* _Dataset excerpts_:
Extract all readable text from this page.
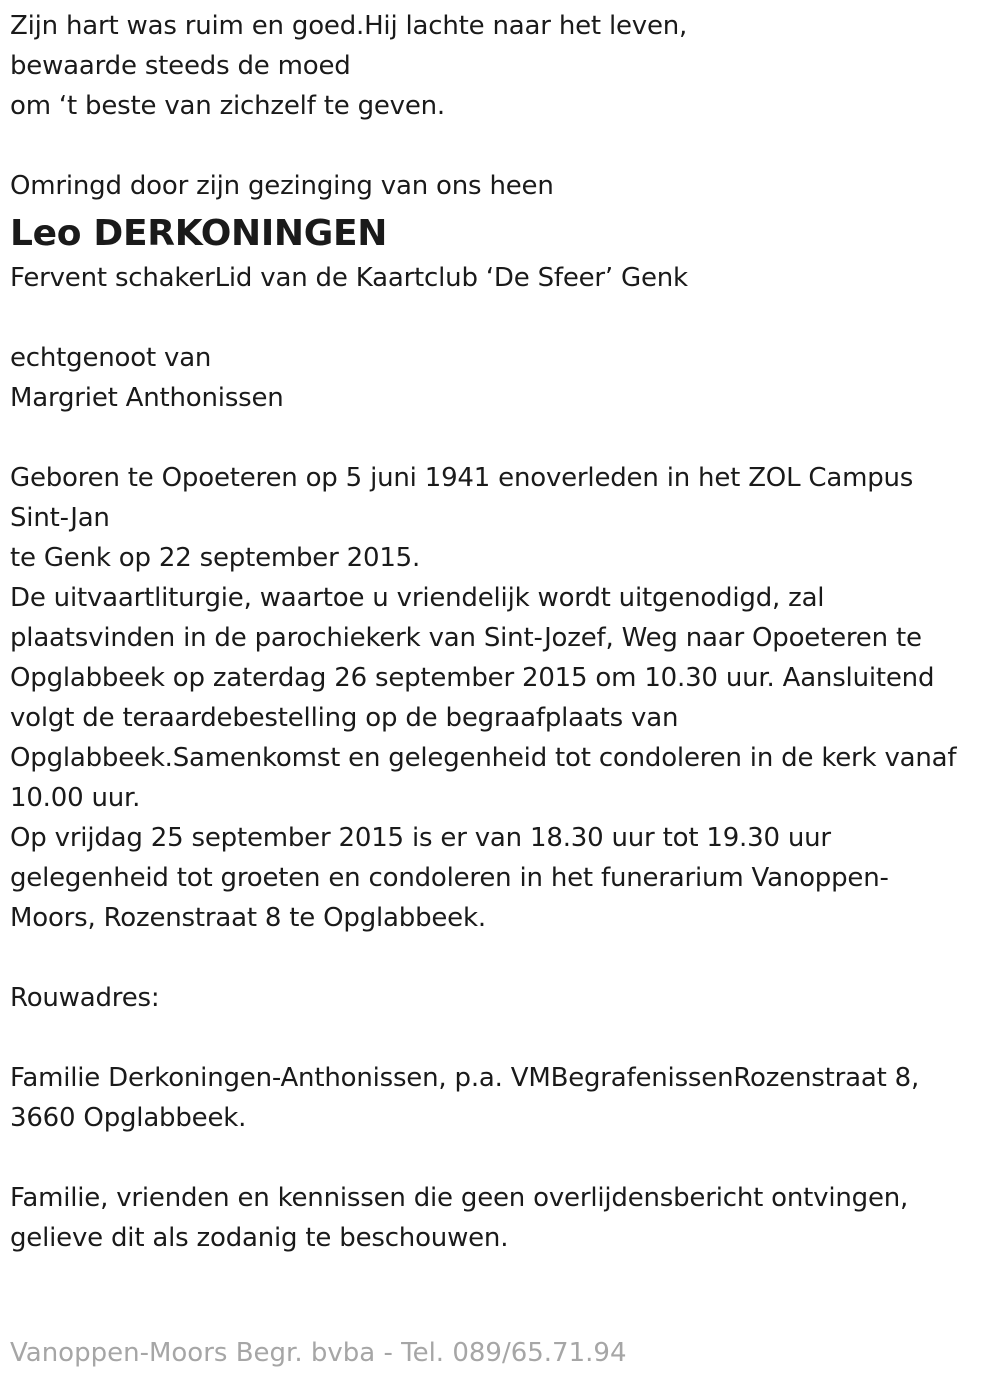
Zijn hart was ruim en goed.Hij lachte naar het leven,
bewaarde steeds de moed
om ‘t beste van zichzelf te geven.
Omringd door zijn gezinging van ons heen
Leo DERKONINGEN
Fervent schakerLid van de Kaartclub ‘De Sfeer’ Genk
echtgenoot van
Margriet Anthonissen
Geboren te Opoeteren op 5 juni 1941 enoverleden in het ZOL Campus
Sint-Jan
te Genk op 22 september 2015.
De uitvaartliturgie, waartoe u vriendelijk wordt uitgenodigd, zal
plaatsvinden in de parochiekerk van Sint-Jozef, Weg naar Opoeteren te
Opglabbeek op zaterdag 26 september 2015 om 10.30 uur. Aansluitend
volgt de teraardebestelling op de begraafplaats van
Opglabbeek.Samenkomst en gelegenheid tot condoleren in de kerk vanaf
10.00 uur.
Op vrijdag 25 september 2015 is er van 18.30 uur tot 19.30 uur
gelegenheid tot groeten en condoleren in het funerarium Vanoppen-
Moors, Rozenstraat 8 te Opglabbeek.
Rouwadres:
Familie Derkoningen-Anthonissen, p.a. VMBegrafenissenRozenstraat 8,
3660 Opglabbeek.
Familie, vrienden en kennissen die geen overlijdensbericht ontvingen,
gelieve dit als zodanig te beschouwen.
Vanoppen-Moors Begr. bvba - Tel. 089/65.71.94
...
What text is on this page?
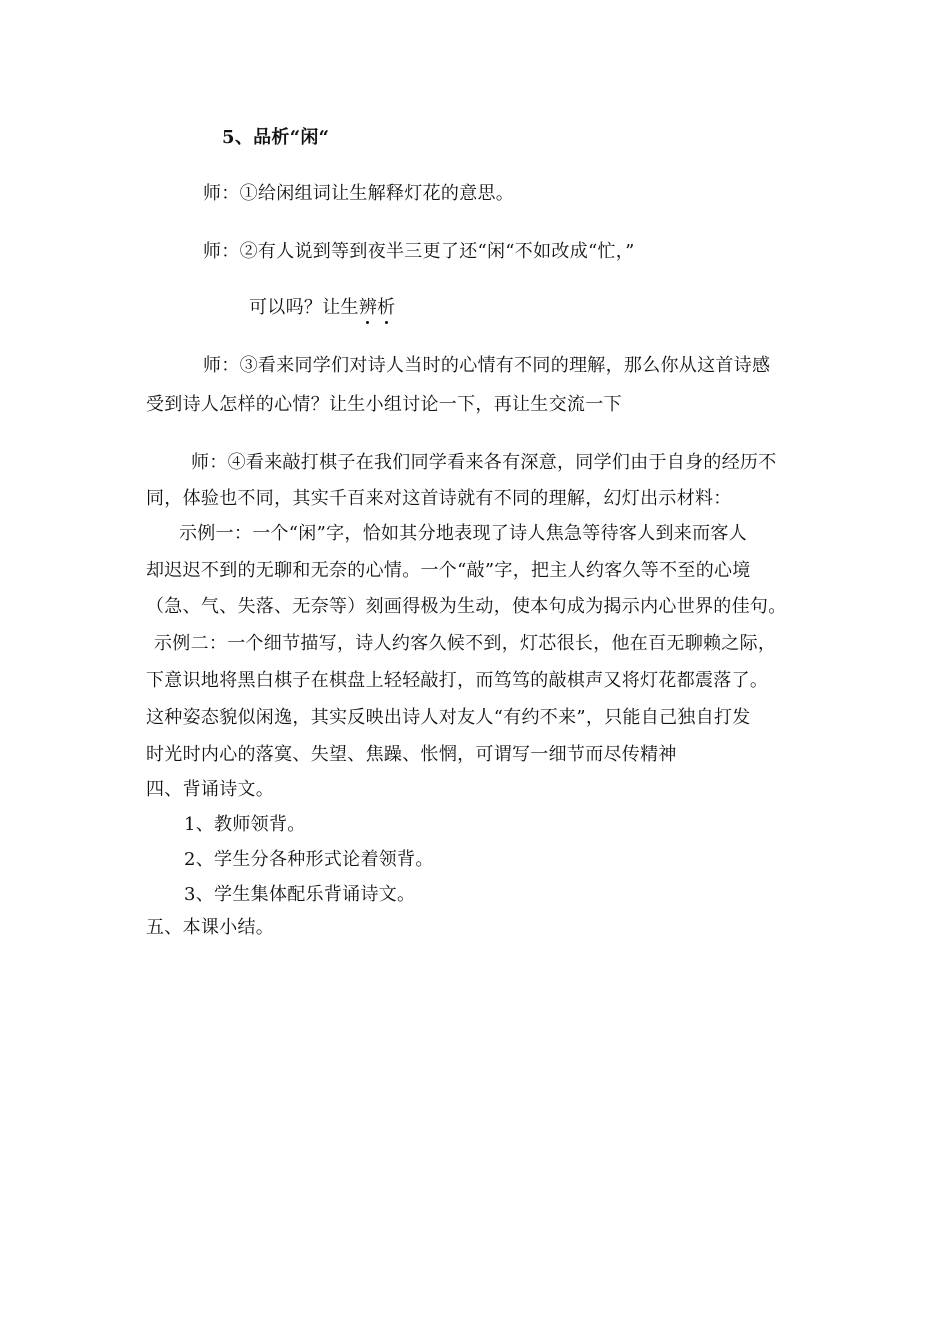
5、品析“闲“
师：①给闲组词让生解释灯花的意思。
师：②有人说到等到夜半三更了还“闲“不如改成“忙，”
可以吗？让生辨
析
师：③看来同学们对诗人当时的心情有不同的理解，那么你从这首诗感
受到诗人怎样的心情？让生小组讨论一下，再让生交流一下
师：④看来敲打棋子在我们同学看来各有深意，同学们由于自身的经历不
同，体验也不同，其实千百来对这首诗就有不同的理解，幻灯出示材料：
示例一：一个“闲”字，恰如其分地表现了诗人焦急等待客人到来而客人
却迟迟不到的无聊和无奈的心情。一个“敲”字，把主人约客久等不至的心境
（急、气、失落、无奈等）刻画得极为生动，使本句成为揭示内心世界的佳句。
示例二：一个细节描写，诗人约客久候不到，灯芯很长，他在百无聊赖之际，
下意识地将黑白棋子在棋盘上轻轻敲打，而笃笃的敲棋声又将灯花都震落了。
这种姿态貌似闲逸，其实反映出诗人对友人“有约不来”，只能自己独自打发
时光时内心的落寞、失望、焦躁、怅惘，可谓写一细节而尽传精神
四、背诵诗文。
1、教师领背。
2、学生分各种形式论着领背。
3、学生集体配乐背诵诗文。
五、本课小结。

* _Do this_: Gather all lines from the listing above in which "september" occurs.

* _Solution_:
te Genk op 22 september 2015.
Opglabbeek op zaterdag 26 september 2015 om 10.30 uur. Aansluitend
Op vrijdag 25 september 2015 is er van 18.30 uur tot 19.30 uur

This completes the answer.